Requirement: Find how many lines in the data below mention "name". Give the number only.

>> BEGIN Entries provided

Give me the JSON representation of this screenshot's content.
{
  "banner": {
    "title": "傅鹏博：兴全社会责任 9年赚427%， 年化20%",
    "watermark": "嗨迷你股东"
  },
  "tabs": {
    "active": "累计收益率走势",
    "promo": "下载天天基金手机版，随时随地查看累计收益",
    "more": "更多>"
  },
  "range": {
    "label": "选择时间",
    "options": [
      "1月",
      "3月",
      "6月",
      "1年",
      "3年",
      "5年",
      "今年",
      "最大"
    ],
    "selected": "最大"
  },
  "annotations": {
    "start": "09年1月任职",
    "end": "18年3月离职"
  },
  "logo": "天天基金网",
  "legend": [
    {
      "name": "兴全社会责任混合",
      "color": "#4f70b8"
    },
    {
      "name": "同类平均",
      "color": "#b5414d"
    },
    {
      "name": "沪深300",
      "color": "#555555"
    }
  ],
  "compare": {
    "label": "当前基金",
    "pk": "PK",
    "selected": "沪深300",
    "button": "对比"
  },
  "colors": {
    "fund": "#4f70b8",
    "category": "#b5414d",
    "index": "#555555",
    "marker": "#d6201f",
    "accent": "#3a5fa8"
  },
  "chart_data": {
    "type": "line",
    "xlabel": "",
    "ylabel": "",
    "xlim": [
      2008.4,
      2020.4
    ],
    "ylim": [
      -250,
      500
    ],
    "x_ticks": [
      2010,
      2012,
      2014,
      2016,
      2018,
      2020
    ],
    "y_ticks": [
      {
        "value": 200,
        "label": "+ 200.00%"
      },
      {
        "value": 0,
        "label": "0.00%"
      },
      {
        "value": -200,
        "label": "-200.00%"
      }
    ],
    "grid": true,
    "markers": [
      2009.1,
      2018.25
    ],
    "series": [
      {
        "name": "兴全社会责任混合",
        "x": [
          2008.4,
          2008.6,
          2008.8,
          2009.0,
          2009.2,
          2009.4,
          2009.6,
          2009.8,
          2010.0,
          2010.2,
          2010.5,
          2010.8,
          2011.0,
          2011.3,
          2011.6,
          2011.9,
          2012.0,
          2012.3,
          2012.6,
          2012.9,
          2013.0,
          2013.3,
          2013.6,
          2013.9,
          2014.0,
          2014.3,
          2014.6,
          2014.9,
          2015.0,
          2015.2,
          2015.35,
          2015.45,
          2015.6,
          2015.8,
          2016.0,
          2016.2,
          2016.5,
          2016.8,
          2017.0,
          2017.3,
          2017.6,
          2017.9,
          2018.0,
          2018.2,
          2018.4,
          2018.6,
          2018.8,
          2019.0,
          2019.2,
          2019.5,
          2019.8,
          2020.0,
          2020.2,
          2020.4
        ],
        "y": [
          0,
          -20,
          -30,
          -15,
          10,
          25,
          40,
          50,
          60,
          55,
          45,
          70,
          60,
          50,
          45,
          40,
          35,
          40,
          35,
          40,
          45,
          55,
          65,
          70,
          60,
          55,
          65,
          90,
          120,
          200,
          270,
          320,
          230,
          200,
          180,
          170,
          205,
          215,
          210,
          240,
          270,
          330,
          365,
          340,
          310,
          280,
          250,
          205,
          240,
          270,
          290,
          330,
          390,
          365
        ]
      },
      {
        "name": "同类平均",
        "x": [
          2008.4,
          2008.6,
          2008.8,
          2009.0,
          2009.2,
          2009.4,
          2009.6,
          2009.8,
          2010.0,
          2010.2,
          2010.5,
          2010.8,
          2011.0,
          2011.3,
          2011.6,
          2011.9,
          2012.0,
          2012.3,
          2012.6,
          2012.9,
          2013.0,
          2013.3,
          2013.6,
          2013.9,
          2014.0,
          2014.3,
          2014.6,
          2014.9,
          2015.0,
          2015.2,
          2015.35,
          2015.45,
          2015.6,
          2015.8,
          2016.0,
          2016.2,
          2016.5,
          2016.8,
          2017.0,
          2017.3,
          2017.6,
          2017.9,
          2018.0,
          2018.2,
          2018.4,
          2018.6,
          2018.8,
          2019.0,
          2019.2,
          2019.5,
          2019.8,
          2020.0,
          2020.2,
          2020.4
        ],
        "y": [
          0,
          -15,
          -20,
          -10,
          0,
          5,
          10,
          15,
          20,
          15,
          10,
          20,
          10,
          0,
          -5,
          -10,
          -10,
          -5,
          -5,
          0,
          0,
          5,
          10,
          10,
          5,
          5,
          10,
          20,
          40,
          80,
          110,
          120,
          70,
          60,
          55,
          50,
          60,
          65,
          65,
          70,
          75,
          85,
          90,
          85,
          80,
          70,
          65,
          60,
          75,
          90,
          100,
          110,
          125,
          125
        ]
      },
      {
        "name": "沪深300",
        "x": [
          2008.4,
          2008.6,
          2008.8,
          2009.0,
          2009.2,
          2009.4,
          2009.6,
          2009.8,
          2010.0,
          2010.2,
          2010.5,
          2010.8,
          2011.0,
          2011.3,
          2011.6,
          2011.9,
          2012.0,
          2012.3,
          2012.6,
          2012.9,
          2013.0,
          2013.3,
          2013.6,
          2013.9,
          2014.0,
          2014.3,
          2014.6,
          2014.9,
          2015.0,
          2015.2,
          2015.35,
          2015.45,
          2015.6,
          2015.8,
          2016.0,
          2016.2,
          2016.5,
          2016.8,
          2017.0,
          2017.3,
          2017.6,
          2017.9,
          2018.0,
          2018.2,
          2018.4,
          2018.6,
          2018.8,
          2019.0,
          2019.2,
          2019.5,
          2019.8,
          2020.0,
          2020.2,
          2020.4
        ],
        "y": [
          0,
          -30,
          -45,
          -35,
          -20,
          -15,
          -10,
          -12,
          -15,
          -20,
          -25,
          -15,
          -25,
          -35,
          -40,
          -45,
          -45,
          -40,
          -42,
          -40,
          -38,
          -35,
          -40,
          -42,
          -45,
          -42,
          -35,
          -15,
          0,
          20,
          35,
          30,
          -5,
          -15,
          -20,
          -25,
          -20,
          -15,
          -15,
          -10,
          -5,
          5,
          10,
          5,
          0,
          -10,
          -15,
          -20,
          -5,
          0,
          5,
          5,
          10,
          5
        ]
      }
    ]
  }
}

>> END Entries provided

Exercise result: 6